*DIRECTION:*
Quote only the lines from the one containing "Decode this image" through the final line, both included, and omit the pictures.

*RECORDS FOR THE TASK:*
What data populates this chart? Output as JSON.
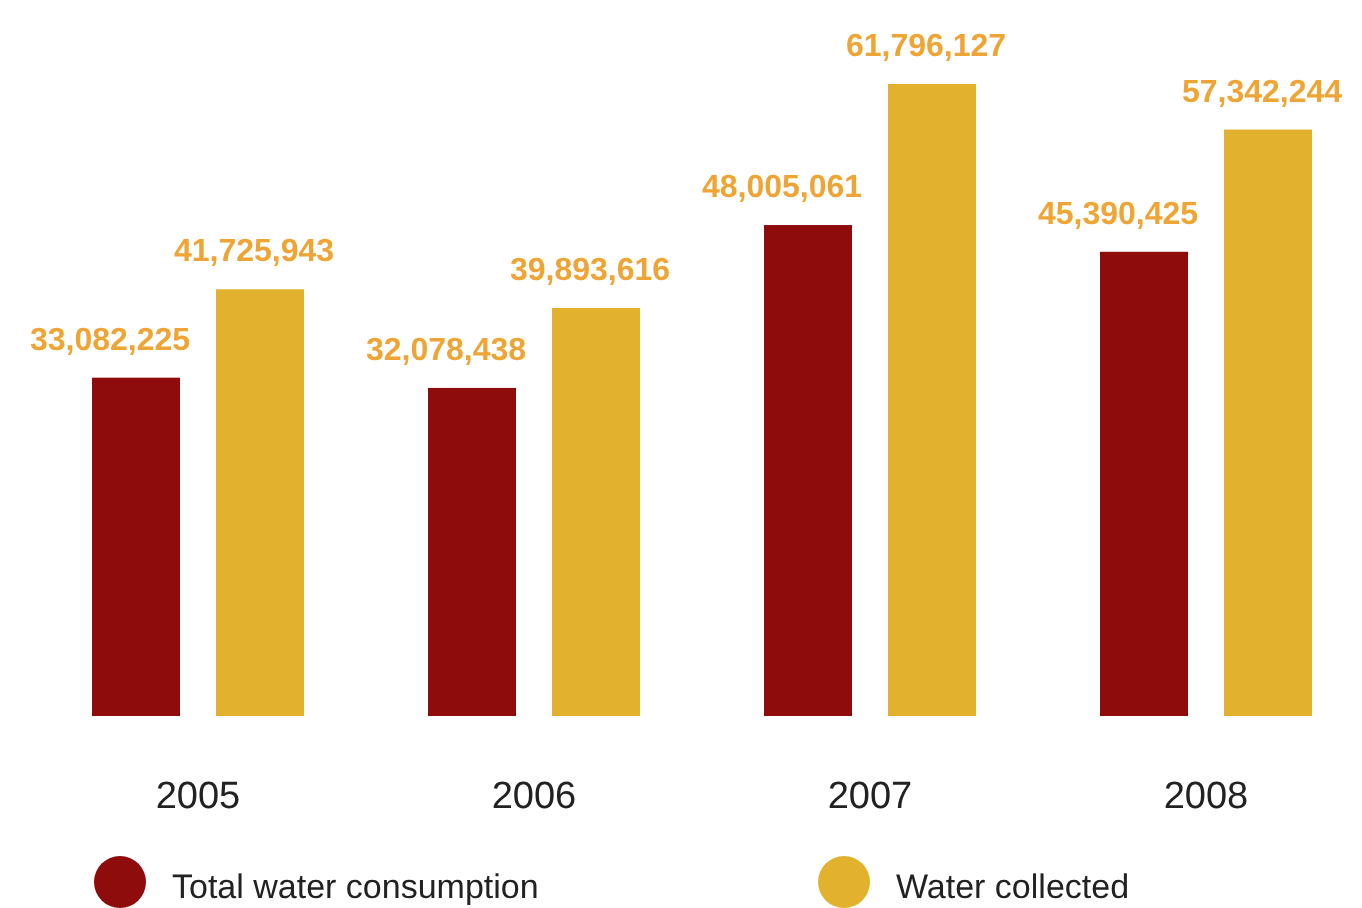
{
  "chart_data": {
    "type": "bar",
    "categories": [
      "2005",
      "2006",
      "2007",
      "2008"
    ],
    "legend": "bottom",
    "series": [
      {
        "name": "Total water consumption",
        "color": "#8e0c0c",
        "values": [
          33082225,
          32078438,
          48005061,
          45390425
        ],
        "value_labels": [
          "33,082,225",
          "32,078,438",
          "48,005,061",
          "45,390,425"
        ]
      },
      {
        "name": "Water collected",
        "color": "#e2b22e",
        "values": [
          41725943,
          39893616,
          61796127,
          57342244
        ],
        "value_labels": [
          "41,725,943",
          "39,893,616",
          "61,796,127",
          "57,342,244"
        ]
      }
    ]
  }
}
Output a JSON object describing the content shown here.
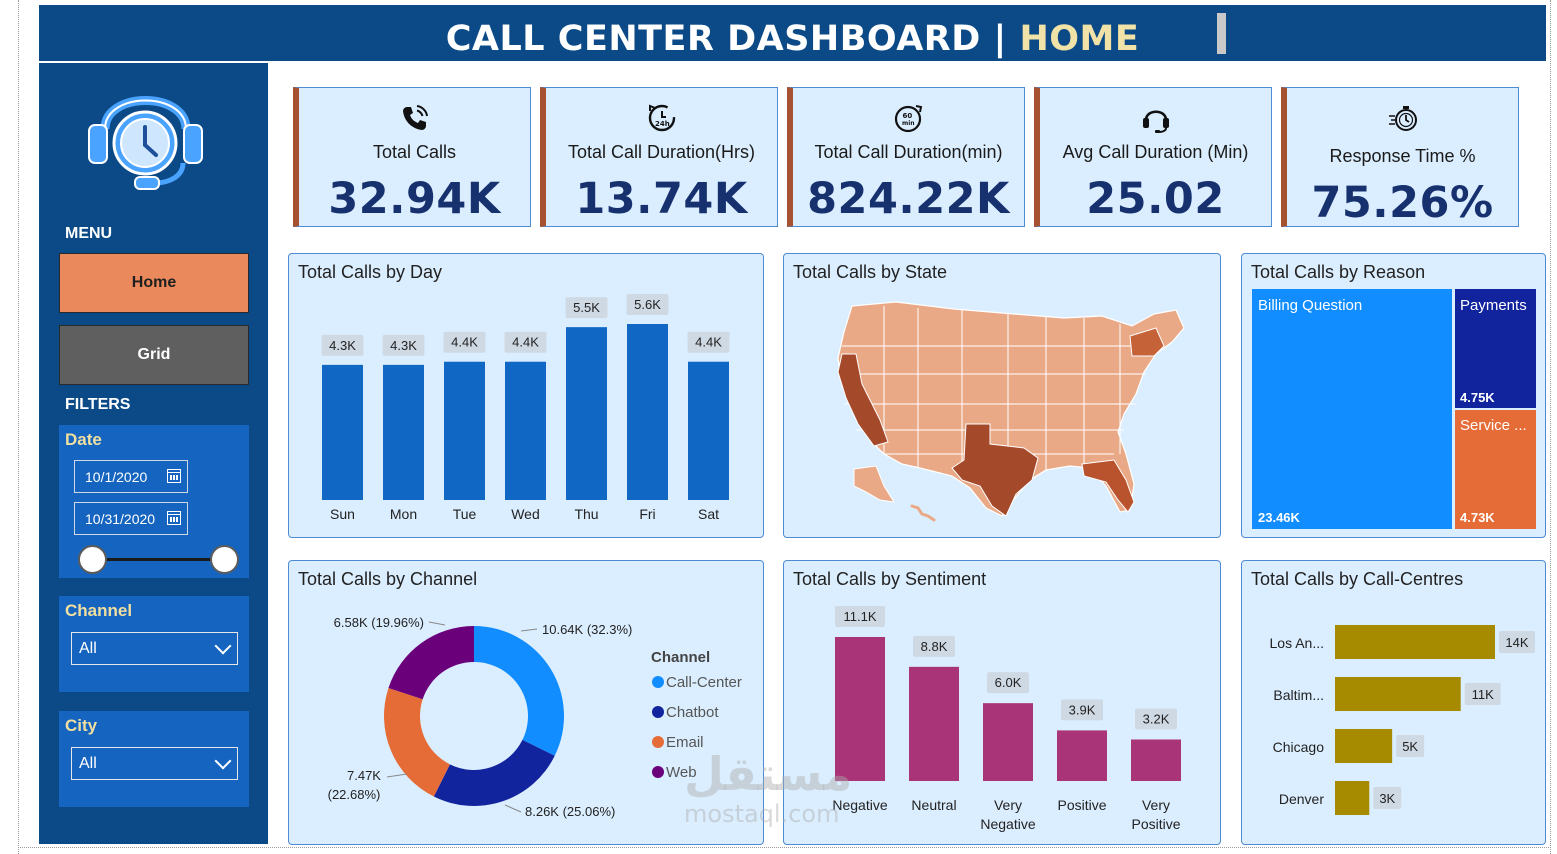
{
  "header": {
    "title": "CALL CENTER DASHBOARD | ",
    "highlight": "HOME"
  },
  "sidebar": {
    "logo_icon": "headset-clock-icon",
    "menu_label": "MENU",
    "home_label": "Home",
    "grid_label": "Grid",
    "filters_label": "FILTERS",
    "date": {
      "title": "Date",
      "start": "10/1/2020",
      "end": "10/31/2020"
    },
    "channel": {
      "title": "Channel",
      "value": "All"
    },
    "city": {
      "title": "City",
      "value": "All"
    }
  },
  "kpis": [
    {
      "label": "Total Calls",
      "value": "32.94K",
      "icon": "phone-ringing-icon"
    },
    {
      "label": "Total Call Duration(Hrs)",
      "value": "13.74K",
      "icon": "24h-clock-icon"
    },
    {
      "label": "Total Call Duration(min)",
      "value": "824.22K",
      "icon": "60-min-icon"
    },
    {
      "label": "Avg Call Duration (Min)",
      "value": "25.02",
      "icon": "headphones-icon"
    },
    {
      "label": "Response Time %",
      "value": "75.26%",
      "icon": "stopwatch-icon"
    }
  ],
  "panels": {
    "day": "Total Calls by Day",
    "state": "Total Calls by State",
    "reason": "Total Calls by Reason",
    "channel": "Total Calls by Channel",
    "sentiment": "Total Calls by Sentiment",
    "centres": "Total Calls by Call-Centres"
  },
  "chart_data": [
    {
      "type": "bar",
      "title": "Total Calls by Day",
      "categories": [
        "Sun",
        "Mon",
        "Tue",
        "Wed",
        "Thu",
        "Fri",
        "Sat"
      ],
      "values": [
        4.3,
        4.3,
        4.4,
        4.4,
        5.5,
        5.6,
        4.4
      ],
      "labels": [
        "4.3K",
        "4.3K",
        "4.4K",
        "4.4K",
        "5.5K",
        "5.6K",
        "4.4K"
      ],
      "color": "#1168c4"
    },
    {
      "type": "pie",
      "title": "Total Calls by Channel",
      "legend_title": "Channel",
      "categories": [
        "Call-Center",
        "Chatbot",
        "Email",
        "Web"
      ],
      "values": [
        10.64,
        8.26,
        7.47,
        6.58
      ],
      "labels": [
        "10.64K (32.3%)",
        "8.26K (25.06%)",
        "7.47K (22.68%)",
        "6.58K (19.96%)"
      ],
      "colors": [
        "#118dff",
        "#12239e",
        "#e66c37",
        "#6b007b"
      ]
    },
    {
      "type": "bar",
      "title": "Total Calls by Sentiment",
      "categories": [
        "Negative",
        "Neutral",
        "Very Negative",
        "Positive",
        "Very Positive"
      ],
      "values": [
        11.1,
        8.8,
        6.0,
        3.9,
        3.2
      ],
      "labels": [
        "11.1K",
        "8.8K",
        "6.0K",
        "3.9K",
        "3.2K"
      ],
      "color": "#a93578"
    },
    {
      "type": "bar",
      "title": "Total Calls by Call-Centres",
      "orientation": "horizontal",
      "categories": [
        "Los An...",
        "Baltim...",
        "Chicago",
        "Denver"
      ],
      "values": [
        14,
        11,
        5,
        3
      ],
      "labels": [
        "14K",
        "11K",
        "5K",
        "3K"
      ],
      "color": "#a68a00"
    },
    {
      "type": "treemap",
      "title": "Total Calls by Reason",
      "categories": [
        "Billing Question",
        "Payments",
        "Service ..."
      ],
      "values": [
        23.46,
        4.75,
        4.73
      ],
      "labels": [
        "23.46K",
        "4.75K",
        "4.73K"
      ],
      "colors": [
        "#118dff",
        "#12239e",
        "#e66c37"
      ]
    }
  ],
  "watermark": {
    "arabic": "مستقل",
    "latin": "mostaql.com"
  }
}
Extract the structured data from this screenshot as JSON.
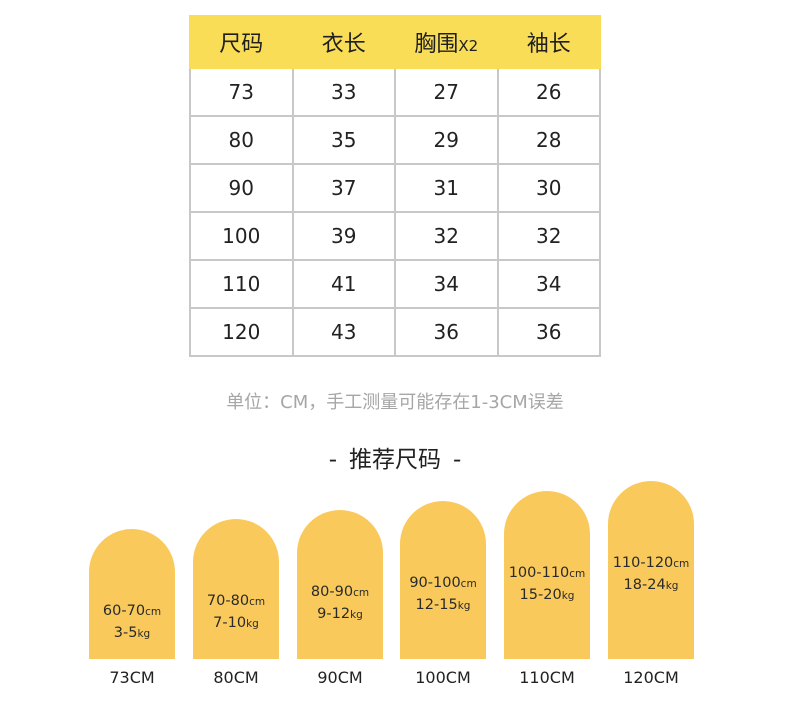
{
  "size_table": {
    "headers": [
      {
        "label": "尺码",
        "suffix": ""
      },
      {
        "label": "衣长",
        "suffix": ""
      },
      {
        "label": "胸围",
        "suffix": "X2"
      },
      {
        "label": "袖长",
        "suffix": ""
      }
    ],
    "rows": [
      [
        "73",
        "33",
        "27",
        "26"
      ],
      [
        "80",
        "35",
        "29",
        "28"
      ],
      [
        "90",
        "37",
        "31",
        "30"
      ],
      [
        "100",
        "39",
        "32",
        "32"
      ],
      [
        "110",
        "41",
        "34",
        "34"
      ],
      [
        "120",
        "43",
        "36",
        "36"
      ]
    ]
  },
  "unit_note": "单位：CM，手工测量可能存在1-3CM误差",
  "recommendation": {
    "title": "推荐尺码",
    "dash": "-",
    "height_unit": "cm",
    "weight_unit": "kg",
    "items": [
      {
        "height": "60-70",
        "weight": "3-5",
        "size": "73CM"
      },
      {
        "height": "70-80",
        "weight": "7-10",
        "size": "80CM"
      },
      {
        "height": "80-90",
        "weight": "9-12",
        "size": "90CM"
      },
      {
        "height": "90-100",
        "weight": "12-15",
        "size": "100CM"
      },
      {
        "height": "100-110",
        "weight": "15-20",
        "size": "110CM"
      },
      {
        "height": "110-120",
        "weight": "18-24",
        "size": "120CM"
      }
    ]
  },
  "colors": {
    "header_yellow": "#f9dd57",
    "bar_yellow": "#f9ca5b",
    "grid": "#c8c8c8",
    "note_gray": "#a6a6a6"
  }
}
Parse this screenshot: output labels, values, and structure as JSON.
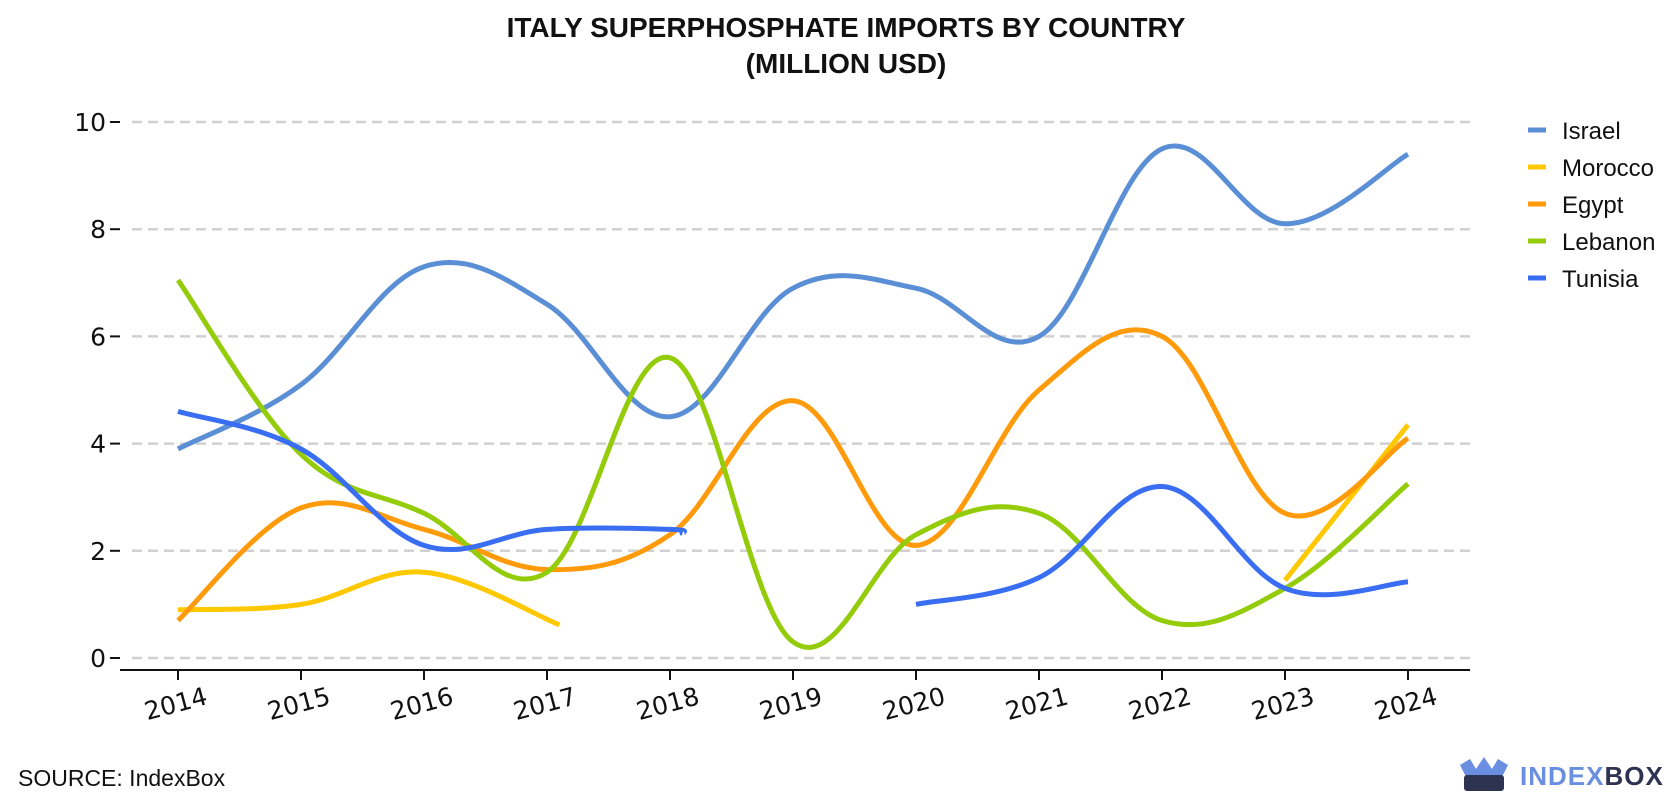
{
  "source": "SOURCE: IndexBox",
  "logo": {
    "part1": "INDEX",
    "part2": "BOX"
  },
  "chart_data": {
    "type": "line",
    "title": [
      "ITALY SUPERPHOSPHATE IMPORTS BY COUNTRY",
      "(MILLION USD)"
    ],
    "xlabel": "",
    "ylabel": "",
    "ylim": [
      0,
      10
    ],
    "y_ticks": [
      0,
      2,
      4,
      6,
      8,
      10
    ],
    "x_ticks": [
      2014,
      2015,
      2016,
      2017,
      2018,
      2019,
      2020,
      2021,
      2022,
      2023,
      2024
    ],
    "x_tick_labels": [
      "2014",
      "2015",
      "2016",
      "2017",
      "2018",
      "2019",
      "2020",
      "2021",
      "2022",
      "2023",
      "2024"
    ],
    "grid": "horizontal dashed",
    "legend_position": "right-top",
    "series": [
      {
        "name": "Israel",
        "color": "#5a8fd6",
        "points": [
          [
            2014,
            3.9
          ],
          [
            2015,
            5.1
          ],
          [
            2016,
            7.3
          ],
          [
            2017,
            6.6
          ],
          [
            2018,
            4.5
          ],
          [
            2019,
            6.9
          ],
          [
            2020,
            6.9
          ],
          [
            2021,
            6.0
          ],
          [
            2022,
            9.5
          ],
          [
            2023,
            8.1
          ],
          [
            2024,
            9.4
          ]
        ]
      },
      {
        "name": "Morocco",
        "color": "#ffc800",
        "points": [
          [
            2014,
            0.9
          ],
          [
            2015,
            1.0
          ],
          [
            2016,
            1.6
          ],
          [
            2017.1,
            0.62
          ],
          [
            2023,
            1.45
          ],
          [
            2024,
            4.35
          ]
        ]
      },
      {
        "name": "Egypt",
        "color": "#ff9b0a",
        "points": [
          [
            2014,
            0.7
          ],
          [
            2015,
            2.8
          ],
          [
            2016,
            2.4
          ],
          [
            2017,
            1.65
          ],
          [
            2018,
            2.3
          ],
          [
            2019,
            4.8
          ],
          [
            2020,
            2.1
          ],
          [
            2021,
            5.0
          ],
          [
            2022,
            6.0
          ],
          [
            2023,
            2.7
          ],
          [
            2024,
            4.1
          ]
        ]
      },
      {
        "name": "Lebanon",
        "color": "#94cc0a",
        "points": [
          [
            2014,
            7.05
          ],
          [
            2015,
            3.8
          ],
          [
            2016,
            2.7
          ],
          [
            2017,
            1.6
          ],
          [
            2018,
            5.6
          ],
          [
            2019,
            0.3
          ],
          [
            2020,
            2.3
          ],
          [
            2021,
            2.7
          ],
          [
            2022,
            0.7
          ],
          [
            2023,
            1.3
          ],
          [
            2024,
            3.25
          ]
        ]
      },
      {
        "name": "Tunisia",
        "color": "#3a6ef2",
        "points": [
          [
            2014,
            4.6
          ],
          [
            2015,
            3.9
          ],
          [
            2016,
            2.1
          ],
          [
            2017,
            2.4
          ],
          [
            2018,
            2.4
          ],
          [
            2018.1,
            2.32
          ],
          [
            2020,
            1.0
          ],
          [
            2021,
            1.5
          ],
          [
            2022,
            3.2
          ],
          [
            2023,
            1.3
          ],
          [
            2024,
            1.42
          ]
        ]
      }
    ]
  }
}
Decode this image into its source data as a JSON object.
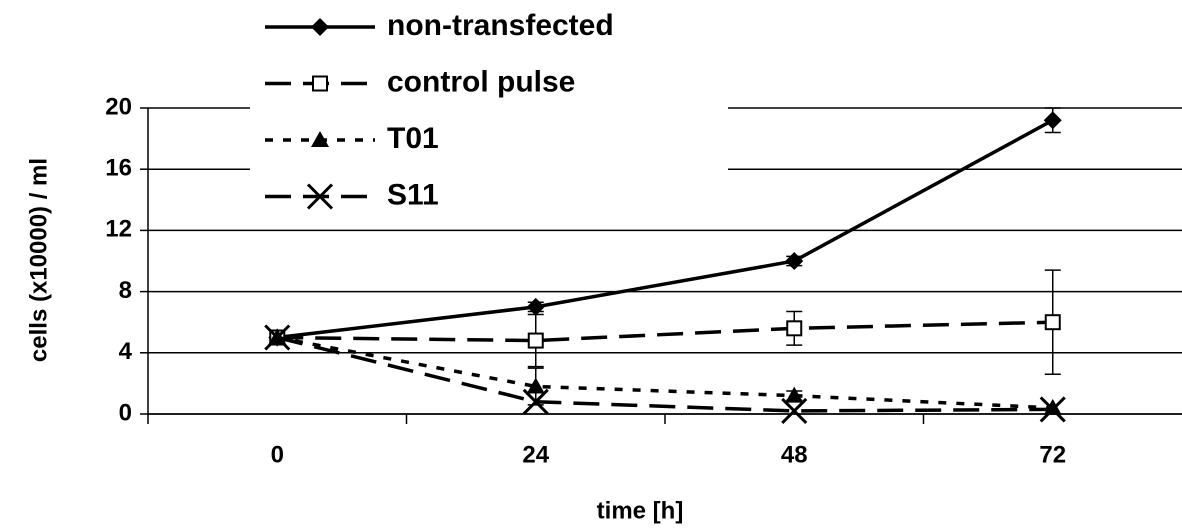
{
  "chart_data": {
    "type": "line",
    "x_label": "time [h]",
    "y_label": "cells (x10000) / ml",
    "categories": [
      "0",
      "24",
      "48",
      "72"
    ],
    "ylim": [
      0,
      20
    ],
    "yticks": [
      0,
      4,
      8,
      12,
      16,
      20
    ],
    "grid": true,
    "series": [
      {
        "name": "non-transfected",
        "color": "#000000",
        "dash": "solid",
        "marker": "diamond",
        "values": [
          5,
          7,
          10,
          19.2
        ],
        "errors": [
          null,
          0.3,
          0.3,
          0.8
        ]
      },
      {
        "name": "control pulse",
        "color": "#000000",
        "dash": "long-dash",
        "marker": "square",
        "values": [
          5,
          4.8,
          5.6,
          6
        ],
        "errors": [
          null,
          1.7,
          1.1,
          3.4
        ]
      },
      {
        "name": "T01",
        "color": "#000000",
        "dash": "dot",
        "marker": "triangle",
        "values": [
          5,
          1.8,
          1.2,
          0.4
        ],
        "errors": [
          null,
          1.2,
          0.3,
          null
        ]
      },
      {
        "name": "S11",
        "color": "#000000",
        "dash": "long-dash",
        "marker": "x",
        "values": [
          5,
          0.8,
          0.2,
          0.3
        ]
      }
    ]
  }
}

*WRITTEN REPLY:*
Decode this image into its source data as a JSON object.
{
  "chart_data": {
    "type": "line",
    "x_label": "time [h]",
    "y_label": "cells (x10000) / ml",
    "categories": [
      "0",
      "24",
      "48",
      "72"
    ],
    "ylim": [
      0,
      20
    ],
    "yticks": [
      0,
      4,
      8,
      12,
      16,
      20
    ],
    "grid": true,
    "series": [
      {
        "name": "non-transfected",
        "color": "#000000",
        "dash": "solid",
        "marker": "diamond",
        "values": [
          5,
          7,
          10,
          19.2
        ],
        "errors": [
          null,
          0.3,
          0.3,
          0.8
        ]
      },
      {
        "name": "control pulse",
        "color": "#000000",
        "dash": "long-dash",
        "marker": "square",
        "values": [
          5,
          4.8,
          5.6,
          6
        ],
        "errors": [
          null,
          1.7,
          1.1,
          3.4
        ]
      },
      {
        "name": "T01",
        "color": "#000000",
        "dash": "dot",
        "marker": "triangle",
        "values": [
          5,
          1.8,
          1.2,
          0.4
        ],
        "errors": [
          null,
          1.2,
          0.3,
          null
        ]
      },
      {
        "name": "S11",
        "color": "#000000",
        "dash": "long-dash",
        "marker": "x",
        "values": [
          5,
          0.8,
          0.2,
          0.3
        ]
      }
    ]
  }
}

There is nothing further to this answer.